— SUPPLIED DATA —

───

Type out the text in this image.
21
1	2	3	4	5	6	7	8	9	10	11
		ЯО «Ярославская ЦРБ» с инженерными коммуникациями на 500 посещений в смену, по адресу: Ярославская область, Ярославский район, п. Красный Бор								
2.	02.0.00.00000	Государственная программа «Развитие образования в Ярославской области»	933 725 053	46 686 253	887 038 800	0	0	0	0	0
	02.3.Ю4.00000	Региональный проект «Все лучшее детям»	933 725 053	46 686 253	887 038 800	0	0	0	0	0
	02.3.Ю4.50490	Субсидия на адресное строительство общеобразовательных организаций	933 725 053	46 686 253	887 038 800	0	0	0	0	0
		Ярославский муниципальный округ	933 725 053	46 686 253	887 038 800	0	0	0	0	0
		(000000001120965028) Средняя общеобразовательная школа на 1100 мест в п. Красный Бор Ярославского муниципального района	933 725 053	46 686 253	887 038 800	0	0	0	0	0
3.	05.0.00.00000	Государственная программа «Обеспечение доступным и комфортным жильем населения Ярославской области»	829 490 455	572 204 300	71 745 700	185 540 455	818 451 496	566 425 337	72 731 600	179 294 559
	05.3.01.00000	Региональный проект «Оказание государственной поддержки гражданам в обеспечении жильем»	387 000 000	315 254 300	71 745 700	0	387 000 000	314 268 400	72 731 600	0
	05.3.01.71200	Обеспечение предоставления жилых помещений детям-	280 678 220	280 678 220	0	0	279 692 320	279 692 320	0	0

───

— EXERCISE —
Each line of the material that holds the string "программа" counts once; give the total alone.

— SOLUTION FOR THIS TASK —
2